-- begin DATA PROVIDED --

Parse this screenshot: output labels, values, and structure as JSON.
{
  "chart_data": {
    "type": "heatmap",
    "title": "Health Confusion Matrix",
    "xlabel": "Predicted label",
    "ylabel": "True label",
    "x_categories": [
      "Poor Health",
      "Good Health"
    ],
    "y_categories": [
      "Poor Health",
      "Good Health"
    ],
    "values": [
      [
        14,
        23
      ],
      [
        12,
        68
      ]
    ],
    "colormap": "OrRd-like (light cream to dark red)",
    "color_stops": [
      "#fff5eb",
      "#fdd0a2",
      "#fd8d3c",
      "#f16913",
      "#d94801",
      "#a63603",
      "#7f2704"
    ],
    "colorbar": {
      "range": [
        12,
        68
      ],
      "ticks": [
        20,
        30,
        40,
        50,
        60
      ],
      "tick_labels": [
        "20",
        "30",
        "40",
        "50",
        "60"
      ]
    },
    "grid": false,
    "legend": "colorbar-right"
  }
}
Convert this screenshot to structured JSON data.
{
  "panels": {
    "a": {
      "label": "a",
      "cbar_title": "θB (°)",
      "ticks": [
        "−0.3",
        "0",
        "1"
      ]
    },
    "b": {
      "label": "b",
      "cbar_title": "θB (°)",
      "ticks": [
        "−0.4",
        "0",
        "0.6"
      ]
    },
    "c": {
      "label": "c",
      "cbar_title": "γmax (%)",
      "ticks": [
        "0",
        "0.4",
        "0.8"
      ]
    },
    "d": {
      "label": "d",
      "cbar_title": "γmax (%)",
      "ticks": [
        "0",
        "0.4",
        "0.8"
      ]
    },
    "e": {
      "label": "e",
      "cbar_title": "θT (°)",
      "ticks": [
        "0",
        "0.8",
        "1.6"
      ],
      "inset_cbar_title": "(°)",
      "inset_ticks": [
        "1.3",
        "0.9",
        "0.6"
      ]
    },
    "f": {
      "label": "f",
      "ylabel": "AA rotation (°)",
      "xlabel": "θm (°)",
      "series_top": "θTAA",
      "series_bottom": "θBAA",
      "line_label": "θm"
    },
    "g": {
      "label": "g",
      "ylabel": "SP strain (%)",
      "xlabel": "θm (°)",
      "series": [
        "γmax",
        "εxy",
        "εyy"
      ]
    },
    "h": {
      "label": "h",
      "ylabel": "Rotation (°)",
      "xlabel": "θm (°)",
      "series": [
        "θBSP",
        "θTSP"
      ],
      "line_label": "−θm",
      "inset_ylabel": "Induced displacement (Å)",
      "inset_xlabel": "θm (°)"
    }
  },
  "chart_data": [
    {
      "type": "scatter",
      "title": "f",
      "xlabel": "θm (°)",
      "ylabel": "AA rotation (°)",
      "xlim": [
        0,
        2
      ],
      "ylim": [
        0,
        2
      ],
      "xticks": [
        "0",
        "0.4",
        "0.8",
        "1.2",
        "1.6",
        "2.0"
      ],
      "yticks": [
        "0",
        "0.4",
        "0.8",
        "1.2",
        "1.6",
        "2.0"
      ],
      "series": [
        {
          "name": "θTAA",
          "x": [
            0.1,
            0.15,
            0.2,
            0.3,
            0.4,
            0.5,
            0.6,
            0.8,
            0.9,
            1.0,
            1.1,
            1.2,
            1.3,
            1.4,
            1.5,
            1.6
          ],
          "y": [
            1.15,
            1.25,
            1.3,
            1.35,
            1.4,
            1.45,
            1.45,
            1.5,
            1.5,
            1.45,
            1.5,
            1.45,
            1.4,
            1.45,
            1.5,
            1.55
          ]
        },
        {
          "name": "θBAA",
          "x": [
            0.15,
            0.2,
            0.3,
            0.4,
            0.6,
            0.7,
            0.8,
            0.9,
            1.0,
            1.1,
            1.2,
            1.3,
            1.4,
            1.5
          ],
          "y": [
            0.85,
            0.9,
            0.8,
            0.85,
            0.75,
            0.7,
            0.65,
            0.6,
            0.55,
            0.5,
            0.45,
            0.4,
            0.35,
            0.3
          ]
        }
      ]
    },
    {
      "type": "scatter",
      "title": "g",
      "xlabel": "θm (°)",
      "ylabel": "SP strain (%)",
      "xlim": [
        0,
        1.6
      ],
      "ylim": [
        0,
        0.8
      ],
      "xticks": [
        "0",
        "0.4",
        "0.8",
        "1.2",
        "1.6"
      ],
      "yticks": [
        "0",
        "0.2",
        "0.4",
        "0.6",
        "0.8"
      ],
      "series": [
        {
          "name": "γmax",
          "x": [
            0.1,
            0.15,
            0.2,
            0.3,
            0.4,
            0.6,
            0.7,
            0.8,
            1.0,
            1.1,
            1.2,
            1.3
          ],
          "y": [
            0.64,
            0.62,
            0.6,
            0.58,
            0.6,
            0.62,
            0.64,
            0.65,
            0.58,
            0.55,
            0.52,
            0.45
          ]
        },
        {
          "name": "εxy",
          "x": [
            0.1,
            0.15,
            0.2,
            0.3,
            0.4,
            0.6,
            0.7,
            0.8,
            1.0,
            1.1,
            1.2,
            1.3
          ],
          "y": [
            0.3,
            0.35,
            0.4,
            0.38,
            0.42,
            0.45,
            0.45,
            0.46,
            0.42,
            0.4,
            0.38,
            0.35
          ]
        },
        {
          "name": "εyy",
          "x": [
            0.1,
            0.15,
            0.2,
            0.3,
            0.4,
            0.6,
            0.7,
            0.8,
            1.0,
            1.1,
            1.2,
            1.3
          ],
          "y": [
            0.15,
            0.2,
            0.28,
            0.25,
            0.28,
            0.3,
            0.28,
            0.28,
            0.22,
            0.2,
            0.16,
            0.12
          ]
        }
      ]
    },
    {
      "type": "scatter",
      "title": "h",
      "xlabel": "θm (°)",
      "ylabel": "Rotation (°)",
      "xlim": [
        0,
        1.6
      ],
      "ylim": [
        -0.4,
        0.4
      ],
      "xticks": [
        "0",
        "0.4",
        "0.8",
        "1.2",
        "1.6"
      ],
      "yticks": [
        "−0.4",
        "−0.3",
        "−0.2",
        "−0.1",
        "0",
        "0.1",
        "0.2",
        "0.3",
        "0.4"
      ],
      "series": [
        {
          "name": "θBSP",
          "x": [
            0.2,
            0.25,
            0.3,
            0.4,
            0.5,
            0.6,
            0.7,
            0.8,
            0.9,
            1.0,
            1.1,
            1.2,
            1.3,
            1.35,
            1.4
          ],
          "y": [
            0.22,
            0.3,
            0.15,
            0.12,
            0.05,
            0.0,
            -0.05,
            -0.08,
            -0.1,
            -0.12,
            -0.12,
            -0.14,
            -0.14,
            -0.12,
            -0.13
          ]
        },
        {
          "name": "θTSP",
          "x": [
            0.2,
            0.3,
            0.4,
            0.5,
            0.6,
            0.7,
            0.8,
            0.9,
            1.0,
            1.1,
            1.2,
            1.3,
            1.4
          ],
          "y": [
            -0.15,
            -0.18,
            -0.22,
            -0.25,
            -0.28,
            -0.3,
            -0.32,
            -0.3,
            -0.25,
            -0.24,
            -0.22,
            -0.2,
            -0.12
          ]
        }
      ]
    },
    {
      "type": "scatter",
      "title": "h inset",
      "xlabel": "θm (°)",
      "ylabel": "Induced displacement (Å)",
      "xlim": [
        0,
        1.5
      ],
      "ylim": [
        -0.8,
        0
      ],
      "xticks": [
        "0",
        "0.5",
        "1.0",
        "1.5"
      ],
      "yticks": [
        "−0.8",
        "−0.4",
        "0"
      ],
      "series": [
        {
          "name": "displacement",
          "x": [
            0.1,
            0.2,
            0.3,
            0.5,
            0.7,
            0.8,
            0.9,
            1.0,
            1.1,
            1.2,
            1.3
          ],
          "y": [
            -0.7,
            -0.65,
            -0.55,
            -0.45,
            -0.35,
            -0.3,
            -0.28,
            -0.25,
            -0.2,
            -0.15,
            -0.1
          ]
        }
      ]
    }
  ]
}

-- end DATA PROVIDED --

- SET EXERCISE -
Locate all lines holding the word "name", then copy them out.

- RESULT OF THE EXERCISE -
          "name": "θTAA",
          "name": "θBAA",
          "name": "γmax",
          "name": "εxy",
          "name": "εyy",
          "name": "θBSP",
          "name": "θTSP",
          "name": "displacement",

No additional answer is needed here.